Task prompt
Go through the material below and copy each line where the word "film" appears.

Data lines
--------------------

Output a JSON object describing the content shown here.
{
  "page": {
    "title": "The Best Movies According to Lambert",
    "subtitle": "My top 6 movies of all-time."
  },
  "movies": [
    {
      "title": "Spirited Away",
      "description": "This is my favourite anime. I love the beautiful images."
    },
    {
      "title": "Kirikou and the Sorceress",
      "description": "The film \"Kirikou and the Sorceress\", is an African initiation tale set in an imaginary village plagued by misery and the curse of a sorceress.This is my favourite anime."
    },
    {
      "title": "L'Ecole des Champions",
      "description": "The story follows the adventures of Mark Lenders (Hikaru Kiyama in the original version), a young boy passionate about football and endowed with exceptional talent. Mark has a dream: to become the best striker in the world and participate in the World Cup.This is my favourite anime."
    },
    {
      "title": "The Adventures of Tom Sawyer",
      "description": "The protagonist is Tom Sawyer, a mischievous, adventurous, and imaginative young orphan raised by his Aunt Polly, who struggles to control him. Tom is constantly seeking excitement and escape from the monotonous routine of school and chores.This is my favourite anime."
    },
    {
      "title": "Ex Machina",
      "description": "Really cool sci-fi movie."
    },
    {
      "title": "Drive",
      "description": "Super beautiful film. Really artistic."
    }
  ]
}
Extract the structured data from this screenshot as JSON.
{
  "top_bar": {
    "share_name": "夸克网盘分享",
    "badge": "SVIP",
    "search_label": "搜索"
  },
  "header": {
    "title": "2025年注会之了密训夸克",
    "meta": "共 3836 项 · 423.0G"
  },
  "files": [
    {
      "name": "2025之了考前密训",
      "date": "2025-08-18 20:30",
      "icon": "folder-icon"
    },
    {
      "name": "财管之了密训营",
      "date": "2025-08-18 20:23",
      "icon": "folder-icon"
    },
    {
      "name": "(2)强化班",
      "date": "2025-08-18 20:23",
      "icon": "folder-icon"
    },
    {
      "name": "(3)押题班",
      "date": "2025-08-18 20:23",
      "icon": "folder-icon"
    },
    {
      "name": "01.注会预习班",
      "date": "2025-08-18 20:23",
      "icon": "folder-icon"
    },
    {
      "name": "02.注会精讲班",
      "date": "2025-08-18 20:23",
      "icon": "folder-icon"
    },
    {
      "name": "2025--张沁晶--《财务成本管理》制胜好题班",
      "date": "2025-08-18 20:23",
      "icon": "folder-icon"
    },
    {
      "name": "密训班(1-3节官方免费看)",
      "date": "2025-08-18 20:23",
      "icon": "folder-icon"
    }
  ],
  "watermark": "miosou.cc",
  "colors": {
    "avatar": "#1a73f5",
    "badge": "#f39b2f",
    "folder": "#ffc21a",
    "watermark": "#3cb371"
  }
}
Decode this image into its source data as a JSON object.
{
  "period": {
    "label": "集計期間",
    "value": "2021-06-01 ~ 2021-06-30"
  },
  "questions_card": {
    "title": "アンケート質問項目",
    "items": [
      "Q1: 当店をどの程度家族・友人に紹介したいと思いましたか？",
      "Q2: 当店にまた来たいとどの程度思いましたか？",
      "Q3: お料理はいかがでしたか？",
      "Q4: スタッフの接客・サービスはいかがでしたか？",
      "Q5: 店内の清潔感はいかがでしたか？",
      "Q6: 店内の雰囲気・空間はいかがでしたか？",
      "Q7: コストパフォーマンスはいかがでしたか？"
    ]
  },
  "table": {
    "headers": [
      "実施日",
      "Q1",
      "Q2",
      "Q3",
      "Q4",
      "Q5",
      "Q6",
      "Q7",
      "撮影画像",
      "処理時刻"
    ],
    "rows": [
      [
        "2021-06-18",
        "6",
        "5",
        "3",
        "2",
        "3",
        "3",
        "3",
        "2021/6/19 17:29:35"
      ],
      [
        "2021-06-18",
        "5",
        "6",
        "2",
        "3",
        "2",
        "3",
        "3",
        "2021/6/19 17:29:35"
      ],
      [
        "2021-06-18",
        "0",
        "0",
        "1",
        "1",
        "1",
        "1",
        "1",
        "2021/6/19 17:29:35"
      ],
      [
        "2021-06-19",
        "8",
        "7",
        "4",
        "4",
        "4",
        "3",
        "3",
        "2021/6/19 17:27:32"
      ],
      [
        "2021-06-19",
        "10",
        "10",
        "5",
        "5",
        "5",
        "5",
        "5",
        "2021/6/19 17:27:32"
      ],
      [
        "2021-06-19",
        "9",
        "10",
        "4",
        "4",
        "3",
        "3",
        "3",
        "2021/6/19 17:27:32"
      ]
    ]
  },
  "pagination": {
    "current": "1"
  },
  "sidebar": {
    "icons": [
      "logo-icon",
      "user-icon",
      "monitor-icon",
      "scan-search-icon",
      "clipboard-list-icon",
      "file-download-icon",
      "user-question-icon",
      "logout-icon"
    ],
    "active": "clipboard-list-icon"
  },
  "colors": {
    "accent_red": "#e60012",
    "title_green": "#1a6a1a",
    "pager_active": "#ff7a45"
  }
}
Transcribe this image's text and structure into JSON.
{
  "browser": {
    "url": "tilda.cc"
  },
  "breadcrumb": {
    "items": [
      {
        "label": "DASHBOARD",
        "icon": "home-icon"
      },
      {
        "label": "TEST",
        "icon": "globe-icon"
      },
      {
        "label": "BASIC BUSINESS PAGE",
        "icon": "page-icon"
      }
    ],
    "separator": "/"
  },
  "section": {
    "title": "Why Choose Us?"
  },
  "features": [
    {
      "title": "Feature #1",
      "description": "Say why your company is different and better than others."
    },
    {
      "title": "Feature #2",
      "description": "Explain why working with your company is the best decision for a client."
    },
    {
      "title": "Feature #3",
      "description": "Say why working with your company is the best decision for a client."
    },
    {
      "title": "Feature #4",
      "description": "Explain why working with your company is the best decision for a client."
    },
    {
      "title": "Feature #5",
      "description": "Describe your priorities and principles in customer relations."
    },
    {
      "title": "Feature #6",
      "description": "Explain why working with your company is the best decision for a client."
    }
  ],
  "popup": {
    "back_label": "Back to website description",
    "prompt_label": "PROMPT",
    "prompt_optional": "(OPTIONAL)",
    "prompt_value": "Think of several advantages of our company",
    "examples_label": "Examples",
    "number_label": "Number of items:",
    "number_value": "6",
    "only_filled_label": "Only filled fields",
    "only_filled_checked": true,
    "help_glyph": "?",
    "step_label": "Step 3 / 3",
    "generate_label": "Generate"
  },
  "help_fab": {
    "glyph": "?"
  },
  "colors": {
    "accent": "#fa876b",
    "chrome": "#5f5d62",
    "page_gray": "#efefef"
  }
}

--------------------

Correct result
      "description": "The film \"Kirikou and the Sorceress\", is an African initiation tale set in an imaginary village plagued by misery and the curse of a sorceress.This is my favourite anime."
      "description": "Super beautiful film. Really artistic."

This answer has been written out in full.